RECORDS PROVIDED:

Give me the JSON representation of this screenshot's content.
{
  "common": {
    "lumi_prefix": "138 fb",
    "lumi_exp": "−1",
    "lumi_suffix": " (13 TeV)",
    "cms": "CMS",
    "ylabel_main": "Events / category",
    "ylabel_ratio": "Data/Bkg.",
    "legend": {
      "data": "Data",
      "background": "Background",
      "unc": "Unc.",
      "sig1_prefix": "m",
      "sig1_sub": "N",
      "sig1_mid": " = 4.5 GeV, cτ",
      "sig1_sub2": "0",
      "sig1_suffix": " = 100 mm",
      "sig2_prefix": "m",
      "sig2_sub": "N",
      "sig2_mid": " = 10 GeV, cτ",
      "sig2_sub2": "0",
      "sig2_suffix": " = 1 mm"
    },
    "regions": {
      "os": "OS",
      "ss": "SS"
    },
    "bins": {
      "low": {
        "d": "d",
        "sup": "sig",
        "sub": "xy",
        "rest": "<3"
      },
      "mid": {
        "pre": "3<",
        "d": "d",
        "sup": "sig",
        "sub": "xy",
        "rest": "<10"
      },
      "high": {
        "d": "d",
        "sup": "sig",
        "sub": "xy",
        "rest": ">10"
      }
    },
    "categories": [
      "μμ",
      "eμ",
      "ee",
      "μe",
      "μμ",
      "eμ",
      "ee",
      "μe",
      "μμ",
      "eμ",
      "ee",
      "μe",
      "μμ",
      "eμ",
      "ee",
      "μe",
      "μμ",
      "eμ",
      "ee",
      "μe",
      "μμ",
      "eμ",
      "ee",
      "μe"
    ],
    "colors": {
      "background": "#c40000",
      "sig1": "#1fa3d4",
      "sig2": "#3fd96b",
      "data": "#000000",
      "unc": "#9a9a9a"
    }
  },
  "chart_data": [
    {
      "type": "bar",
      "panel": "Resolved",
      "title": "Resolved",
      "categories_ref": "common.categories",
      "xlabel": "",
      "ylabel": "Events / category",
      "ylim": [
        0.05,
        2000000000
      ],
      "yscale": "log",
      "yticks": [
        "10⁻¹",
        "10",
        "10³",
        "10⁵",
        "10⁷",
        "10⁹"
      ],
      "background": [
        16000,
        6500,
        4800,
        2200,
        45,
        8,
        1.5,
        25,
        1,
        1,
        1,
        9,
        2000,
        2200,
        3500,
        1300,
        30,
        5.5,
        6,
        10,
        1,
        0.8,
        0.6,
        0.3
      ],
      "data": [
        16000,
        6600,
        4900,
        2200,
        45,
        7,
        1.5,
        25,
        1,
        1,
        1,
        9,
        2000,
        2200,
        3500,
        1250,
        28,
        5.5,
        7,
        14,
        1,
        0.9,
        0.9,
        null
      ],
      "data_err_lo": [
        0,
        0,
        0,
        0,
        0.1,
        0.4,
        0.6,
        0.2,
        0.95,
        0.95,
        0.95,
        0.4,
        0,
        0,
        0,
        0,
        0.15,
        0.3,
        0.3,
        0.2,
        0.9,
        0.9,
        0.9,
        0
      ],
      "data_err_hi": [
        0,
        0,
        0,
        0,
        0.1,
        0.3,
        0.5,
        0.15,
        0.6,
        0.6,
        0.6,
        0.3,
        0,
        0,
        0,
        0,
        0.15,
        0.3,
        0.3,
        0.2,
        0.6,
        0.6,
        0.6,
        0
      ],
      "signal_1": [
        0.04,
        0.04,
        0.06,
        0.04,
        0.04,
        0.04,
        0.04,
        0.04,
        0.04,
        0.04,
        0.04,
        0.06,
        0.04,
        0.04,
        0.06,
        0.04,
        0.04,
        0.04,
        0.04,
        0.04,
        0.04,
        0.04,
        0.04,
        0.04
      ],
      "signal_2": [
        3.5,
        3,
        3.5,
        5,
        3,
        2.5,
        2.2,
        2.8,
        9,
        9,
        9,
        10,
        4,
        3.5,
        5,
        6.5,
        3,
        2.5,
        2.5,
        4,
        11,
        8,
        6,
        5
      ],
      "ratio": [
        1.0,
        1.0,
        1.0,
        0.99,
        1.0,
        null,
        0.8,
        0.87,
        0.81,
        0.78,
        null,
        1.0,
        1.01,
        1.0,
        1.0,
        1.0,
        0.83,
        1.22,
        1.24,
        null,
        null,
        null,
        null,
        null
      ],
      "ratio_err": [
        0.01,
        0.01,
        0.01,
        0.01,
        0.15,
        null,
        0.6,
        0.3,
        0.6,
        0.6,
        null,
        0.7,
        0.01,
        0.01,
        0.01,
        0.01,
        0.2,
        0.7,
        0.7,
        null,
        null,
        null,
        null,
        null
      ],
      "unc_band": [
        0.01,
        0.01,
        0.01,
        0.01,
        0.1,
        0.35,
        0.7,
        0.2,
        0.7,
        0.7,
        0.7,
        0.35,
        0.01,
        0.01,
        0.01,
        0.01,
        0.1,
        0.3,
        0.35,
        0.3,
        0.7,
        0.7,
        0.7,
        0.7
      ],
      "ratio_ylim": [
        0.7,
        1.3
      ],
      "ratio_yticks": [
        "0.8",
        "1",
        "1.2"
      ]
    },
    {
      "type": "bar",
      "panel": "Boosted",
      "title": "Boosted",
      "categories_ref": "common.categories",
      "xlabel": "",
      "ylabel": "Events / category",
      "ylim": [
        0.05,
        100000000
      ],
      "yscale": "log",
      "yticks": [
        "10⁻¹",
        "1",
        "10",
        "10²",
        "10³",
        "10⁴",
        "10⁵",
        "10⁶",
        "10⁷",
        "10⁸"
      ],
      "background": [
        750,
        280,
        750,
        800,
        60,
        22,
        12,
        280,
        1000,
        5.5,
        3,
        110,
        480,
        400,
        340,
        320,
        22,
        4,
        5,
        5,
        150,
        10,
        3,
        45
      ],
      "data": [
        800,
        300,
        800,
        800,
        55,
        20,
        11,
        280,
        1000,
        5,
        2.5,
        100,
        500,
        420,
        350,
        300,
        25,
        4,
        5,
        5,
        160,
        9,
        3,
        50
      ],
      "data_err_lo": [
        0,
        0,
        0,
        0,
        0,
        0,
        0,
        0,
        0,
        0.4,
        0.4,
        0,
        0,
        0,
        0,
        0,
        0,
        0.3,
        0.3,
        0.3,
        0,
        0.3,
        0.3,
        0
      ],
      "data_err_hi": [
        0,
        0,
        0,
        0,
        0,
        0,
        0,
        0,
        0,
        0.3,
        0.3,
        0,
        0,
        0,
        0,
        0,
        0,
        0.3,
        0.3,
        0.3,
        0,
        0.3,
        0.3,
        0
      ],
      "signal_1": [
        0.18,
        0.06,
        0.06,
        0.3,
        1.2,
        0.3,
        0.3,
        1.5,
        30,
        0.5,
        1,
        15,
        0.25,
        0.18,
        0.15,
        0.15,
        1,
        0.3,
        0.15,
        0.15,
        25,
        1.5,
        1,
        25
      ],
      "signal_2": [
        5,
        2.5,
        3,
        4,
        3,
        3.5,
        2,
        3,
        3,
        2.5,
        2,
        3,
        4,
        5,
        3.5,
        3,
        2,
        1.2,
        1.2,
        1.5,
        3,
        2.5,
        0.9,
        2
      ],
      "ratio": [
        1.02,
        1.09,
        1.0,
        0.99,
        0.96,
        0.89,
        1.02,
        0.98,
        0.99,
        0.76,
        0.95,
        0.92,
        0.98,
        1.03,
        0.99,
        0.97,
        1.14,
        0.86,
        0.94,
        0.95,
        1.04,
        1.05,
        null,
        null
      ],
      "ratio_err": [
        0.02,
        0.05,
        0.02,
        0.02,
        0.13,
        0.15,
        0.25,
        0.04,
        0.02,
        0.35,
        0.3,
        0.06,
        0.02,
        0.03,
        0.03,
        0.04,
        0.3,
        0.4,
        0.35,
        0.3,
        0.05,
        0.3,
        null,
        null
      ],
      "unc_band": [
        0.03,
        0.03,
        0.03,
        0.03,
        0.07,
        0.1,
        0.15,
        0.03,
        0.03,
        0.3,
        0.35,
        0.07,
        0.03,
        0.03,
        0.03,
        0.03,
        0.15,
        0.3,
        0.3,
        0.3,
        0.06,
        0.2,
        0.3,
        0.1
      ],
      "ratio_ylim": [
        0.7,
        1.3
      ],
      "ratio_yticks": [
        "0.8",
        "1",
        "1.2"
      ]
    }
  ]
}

WHAT IS REQUIRED:
Identify every line where the string "background" appears.

RESULT:
      "background": "Background",
      "background": "#c40000",
      "background": [
      "background": [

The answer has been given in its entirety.